**Exercise goal**
Scan the lines below for the word "utilitade". Copy each line you find it in.

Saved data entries
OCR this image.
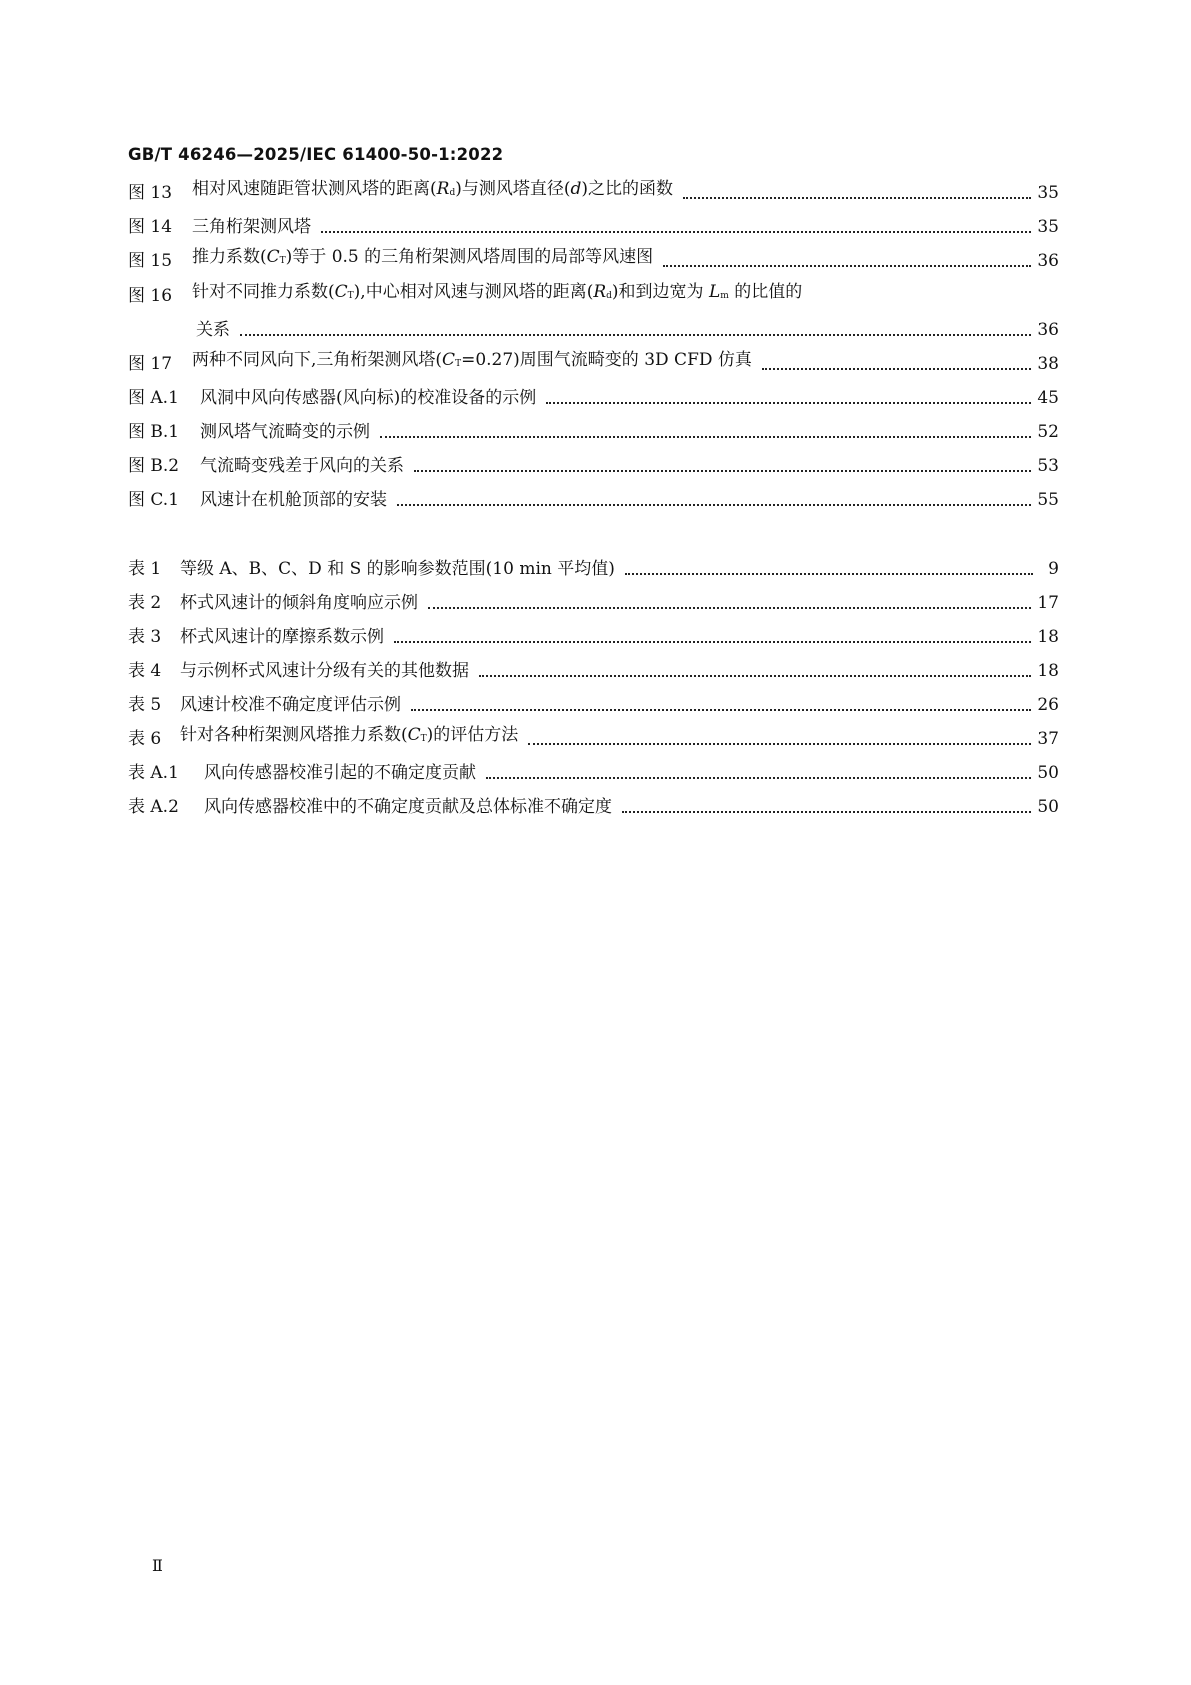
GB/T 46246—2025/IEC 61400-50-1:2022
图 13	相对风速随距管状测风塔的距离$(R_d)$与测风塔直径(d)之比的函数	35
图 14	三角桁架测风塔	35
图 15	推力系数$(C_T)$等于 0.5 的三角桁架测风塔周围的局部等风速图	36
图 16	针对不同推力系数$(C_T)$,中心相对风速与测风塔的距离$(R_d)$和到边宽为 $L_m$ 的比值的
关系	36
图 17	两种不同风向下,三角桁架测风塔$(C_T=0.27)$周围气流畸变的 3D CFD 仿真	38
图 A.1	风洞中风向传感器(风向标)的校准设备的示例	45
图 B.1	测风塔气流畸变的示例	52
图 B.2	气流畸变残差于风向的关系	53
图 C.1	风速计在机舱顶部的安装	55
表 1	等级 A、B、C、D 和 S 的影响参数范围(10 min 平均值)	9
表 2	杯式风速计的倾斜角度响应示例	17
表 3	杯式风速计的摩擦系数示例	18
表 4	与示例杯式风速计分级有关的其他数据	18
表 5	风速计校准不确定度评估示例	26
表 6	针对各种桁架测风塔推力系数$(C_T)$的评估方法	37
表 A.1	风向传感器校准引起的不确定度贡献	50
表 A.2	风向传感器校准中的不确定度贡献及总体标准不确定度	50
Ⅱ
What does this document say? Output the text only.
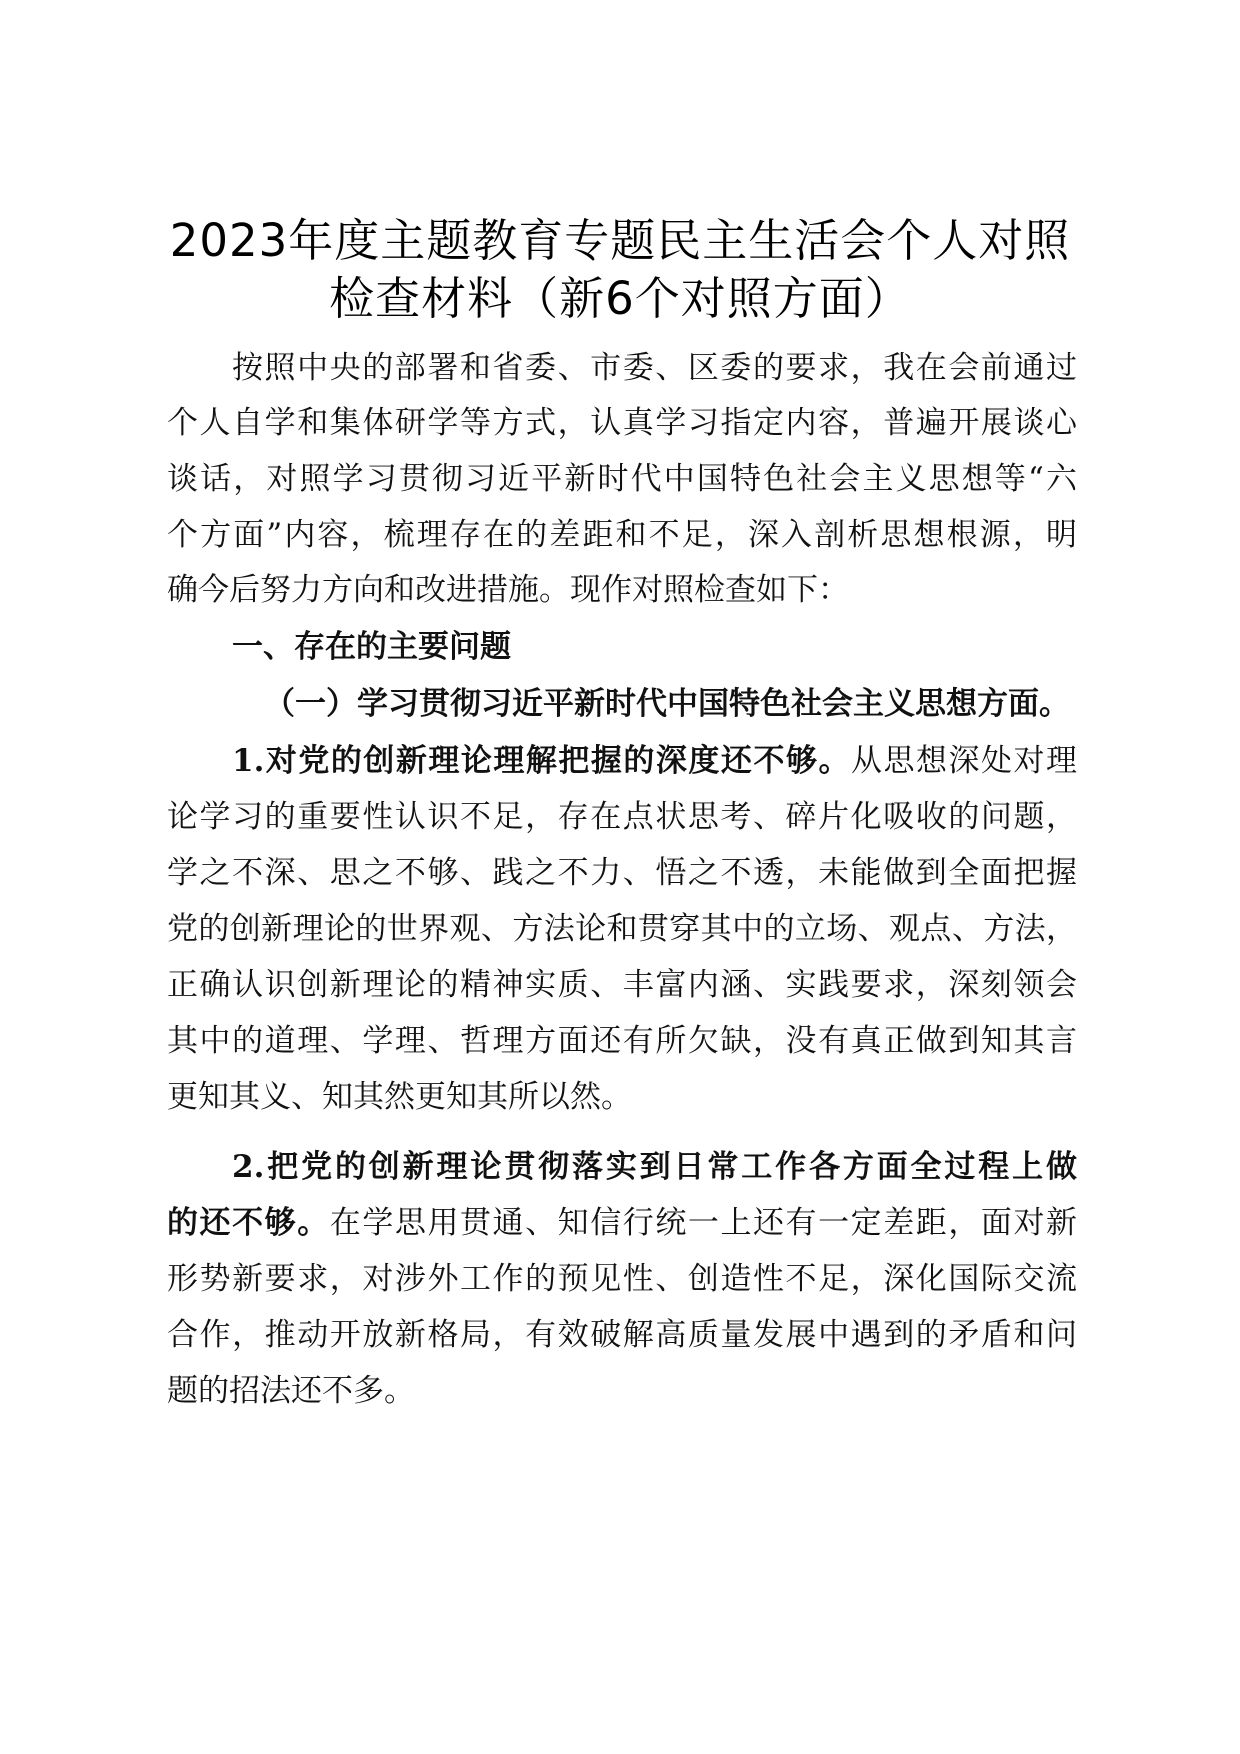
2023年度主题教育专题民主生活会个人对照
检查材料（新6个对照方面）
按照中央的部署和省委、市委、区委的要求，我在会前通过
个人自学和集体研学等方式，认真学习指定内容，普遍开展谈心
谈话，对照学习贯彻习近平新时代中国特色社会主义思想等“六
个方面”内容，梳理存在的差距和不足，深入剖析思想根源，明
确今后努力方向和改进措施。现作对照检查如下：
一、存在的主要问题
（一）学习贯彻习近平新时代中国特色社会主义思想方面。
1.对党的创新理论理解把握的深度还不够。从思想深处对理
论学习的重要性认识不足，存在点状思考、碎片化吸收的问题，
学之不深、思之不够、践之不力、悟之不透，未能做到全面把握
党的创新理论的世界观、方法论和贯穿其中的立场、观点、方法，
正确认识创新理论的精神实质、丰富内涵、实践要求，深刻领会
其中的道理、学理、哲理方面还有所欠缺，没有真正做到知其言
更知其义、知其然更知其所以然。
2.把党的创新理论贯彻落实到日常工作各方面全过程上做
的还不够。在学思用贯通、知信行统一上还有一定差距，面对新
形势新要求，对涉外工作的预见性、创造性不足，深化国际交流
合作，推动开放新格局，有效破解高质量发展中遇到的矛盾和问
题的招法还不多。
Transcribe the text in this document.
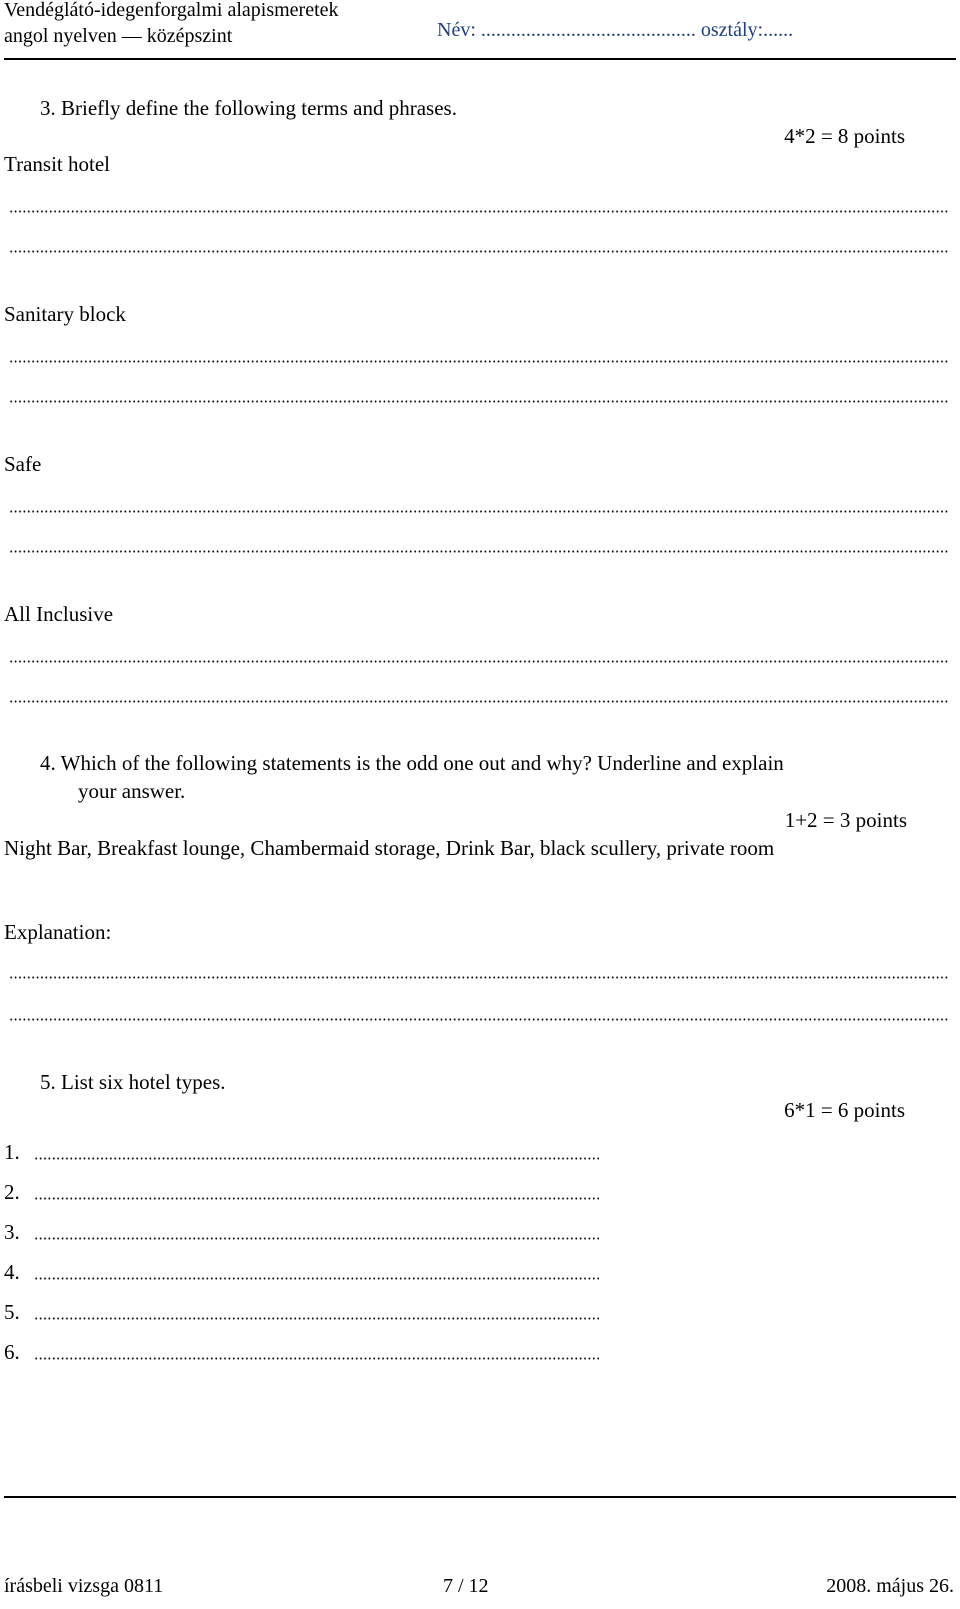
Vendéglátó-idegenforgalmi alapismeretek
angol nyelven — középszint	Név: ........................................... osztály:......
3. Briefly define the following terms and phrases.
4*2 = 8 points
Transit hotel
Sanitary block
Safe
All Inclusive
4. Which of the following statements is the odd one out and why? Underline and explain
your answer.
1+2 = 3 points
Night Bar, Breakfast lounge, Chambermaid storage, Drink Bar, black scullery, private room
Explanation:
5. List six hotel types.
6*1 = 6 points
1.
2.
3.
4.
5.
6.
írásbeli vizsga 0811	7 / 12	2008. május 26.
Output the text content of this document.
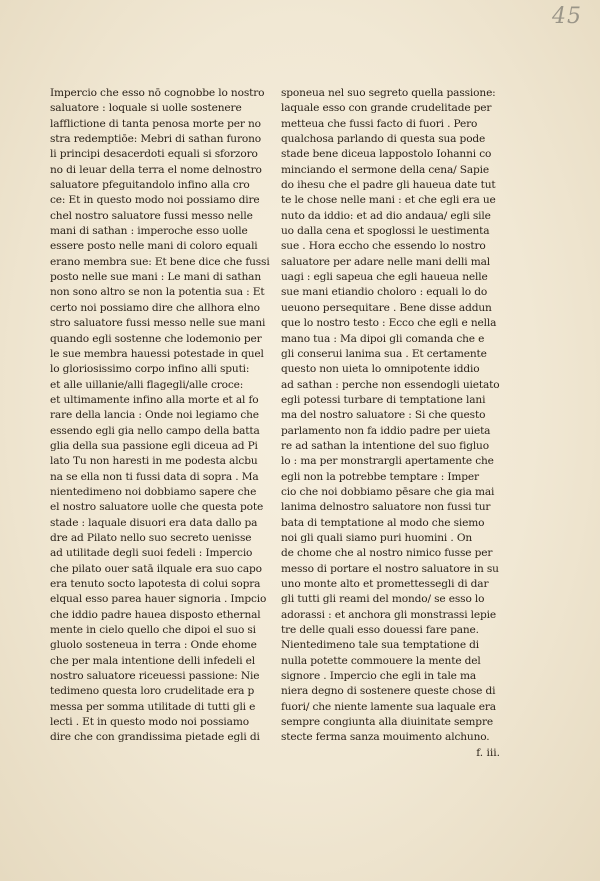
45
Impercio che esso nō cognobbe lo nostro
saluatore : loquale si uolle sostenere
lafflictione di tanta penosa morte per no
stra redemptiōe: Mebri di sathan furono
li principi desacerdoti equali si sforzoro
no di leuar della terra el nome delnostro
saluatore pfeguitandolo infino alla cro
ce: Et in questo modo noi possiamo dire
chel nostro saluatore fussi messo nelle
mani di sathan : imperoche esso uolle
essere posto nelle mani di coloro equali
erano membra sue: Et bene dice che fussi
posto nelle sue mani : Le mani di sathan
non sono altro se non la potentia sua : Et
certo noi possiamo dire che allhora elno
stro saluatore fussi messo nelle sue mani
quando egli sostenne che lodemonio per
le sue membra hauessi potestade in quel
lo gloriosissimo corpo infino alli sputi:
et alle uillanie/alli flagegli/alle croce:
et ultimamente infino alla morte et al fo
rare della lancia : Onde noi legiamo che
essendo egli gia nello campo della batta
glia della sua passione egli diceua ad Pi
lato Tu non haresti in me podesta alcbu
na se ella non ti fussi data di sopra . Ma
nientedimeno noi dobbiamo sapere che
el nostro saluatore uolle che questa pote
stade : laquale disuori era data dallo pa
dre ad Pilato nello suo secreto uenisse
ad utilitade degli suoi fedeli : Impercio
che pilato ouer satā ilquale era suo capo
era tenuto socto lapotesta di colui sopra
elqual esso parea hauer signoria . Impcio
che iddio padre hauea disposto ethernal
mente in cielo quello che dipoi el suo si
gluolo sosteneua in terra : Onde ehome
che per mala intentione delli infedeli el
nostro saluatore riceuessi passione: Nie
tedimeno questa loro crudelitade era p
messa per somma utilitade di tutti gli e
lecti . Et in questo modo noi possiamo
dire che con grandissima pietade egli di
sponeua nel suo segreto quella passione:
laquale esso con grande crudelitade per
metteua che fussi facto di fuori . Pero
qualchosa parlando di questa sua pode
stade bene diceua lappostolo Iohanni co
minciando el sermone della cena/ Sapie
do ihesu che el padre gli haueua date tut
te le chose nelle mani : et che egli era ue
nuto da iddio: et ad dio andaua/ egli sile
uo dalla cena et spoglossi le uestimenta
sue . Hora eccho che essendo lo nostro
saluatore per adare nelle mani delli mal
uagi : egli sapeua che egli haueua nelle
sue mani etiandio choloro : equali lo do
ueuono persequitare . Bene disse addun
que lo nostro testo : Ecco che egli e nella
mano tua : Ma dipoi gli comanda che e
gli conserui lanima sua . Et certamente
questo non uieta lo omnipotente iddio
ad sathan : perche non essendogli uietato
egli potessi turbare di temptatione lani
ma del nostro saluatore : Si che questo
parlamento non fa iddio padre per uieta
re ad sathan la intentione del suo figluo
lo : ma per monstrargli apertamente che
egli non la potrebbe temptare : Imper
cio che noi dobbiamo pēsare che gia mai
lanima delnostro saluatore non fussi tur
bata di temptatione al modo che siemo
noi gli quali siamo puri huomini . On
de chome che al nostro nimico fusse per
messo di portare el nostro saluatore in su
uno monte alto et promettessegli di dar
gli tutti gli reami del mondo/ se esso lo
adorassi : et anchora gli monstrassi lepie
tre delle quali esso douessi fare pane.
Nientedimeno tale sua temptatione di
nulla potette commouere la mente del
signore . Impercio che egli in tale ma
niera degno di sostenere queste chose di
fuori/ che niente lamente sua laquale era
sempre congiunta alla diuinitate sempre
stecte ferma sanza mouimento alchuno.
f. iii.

**Answer to the task**
ad utilitade degli suoi fedeli : Impercio
messa per somma utilitade di tutti gli e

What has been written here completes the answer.